[Dataset listings of figures]
----

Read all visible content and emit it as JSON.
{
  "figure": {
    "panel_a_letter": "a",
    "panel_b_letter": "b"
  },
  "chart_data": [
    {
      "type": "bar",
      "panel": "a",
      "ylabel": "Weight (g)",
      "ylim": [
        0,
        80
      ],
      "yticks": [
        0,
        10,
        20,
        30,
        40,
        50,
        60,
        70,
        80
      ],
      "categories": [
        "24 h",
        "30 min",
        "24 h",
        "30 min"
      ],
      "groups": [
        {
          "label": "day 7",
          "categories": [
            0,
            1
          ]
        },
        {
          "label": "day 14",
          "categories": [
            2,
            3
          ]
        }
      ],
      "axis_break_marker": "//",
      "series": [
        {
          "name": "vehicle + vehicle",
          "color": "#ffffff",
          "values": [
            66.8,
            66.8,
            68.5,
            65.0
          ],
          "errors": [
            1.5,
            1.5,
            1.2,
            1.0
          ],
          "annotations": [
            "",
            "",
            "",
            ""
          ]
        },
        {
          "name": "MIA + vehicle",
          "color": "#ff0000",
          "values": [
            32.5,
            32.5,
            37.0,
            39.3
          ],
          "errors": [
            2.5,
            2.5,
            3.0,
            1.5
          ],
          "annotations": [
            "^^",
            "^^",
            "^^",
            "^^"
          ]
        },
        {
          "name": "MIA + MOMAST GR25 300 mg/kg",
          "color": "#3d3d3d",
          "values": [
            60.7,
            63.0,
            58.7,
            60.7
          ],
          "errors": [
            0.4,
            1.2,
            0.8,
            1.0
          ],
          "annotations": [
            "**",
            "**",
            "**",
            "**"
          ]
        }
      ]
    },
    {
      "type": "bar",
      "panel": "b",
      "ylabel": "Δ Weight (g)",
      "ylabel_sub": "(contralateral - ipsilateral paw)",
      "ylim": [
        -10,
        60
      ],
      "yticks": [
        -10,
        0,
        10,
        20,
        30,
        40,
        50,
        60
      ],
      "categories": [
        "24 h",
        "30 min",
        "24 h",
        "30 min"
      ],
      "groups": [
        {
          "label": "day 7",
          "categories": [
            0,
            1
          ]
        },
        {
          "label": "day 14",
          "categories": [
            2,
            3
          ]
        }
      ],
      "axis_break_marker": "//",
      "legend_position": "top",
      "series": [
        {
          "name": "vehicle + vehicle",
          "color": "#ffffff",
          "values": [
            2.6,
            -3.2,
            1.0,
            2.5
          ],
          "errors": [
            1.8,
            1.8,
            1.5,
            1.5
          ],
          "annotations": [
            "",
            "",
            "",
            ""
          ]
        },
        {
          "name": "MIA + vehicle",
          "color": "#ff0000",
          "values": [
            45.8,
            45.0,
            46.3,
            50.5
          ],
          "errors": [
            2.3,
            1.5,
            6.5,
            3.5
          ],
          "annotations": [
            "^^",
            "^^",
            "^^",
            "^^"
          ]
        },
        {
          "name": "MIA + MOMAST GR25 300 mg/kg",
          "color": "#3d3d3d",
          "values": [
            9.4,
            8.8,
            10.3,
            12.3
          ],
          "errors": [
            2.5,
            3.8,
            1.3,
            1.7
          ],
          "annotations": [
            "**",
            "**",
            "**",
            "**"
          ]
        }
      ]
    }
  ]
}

----

_AIM OF THE TASK_: Each record must be repeated exactly as it is.

_RESULT OF THE EXERCISE_:
Read all visible content and emit it as JSON.
{
  "figure": {
    "panel_a_letter": "a",
    "panel_b_letter": "b"
  },
  "chart_data": [
    {
      "type": "bar",
      "panel": "a",
      "ylabel": "Weight (g)",
      "ylim": [
        0,
        80
      ],
      "yticks": [
        0,
        10,
        20,
        30,
        40,
        50,
        60,
        70,
        80
      ],
      "categories": [
        "24 h",
        "30 min",
        "24 h",
        "30 min"
      ],
      "groups": [
        {
          "label": "day 7",
          "categories": [
            0,
            1
          ]
        },
        {
          "label": "day 14",
          "categories": [
            2,
            3
          ]
        }
      ],
      "axis_break_marker": "//",
      "series": [
        {
          "name": "vehicle + vehicle",
          "color": "#ffffff",
          "values": [
            66.8,
            66.8,
            68.5,
            65.0
          ],
          "errors": [
            1.5,
            1.5,
            1.2,
            1.0
          ],
          "annotations": [
            "",
            "",
            "",
            ""
          ]
        },
        {
          "name": "MIA + vehicle",
          "color": "#ff0000",
          "values": [
            32.5,
            32.5,
            37.0,
            39.3
          ],
          "errors": [
            2.5,
            2.5,
            3.0,
            1.5
          ],
          "annotations": [
            "^^",
            "^^",
            "^^",
            "^^"
          ]
        },
        {
          "name": "MIA + MOMAST GR25 300 mg/kg",
          "color": "#3d3d3d",
          "values": [
            60.7,
            63.0,
            58.7,
            60.7
          ],
          "errors": [
            0.4,
            1.2,
            0.8,
            1.0
          ],
          "annotations": [
            "**",
            "**",
            "**",
            "**"
          ]
        }
      ]
    },
    {
      "type": "bar",
      "panel": "b",
      "ylabel": "Δ Weight (g)",
      "ylabel_sub": "(contralateral - ipsilateral paw)",
      "ylim": [
        -10,
        60
      ],
      "yticks": [
        -10,
        0,
        10,
        20,
        30,
        40,
        50,
        60
      ],
      "categories": [
        "24 h",
        "30 min",
        "24 h",
        "30 min"
      ],
      "groups": [
        {
          "label": "day 7",
          "categories": [
            0,
            1
          ]
        },
        {
          "label": "day 14",
          "categories": [
            2,
            3
          ]
        }
      ],
      "axis_break_marker": "//",
      "legend_position": "top",
      "series": [
        {
          "name": "vehicle + vehicle",
          "color": "#ffffff",
          "values": [
            2.6,
            -3.2,
            1.0,
            2.5
          ],
          "errors": [
            1.8,
            1.8,
            1.5,
            1.5
          ],
          "annotations": [
            "",
            "",
            "",
            ""
          ]
        },
        {
          "name": "MIA + vehicle",
          "color": "#ff0000",
          "values": [
            45.8,
            45.0,
            46.3,
            50.5
          ],
          "errors": [
            2.3,
            1.5,
            6.5,
            3.5
          ],
          "annotations": [
            "^^",
            "^^",
            "^^",
            "^^"
          ]
        },
        {
          "name": "MIA + MOMAST GR25 300 mg/kg",
          "color": "#3d3d3d",
          "values": [
            9.4,
            8.8,
            10.3,
            12.3
          ],
          "errors": [
            2.5,
            3.8,
            1.3,
            1.7
          ],
          "annotations": [
            "**",
            "**",
            "**",
            "**"
          ]
        }
      ]
    }
  ]
}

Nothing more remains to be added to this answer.